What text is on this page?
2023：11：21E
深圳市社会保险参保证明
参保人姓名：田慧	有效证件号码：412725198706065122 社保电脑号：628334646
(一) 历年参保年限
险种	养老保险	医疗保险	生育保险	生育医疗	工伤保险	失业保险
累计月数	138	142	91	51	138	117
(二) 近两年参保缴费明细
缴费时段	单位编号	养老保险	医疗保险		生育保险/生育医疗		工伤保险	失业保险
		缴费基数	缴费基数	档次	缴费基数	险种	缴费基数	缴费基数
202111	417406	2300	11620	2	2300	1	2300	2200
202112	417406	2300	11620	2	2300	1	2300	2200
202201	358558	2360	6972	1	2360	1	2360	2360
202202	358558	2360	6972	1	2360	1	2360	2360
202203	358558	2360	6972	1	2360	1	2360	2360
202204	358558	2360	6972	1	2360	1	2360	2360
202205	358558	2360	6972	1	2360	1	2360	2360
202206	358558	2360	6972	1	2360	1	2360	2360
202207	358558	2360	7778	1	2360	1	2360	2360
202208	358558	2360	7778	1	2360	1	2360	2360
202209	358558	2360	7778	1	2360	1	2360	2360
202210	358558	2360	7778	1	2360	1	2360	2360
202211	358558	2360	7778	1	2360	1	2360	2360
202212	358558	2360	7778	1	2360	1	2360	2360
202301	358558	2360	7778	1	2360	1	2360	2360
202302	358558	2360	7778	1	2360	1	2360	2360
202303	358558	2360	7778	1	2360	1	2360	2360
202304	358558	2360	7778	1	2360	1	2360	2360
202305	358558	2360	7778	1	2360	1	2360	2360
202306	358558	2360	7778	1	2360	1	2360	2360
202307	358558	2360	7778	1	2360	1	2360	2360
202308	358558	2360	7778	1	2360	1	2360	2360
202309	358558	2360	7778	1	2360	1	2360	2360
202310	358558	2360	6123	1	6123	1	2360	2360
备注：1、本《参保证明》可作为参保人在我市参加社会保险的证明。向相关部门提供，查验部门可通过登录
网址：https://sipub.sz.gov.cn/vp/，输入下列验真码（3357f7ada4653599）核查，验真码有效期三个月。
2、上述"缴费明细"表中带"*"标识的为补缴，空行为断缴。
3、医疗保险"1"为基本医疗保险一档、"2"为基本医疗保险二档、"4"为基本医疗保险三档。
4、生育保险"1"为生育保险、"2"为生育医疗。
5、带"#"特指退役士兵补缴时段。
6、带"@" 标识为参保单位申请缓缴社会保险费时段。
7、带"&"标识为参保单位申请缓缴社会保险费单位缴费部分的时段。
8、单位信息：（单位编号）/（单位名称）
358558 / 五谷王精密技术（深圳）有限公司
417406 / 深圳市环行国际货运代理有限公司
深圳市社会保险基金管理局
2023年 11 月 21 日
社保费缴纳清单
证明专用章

* * *

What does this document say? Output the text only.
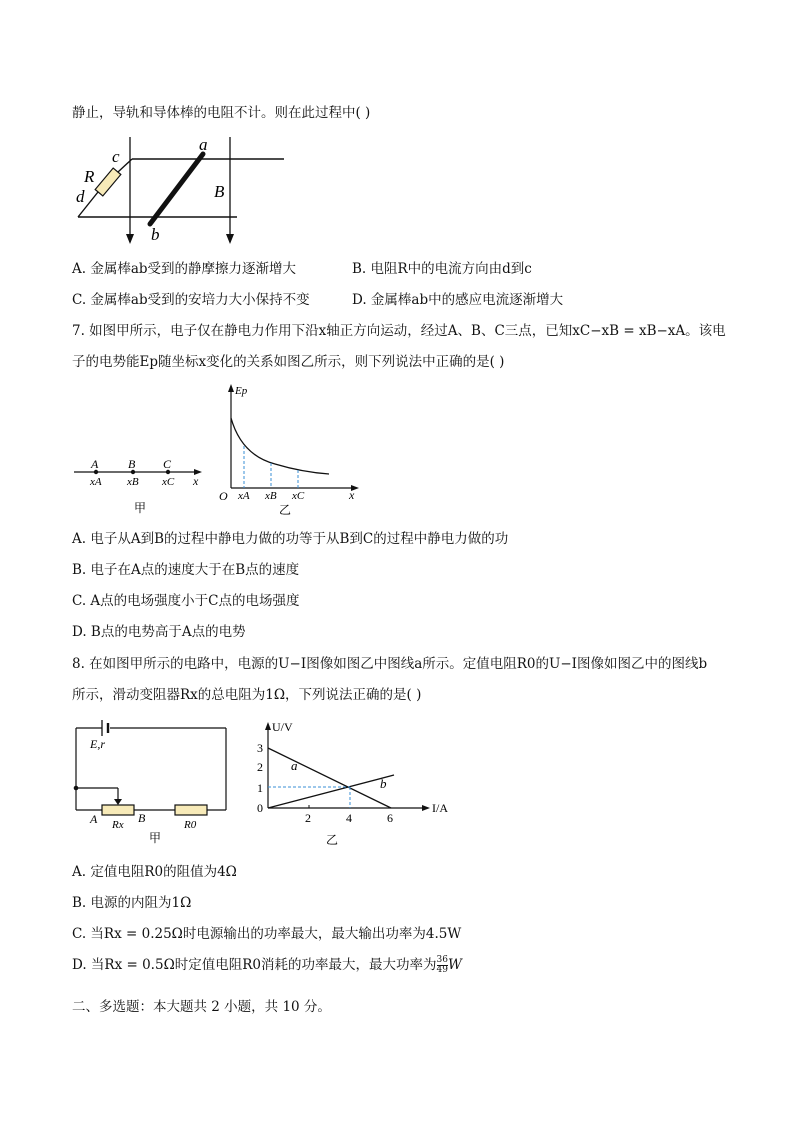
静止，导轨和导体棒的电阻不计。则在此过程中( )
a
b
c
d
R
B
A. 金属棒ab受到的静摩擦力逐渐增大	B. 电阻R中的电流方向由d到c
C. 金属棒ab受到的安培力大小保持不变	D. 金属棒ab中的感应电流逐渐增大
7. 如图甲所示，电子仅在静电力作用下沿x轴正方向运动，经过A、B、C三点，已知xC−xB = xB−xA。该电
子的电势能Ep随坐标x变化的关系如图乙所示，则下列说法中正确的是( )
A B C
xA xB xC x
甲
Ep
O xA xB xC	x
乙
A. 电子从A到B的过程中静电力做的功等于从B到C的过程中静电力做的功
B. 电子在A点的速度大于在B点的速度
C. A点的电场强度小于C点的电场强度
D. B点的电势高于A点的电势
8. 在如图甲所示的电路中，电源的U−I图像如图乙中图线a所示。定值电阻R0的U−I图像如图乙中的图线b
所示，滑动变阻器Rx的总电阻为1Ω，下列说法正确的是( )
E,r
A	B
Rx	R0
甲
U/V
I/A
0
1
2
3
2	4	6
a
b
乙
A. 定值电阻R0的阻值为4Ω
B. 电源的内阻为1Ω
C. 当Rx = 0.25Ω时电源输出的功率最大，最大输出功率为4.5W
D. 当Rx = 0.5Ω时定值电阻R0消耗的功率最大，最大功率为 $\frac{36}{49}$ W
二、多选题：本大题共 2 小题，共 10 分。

• _Aim_: Return all lines with the word "this" in them.

• _Response_:
What text is on this page?
What does this document say? Output the text only.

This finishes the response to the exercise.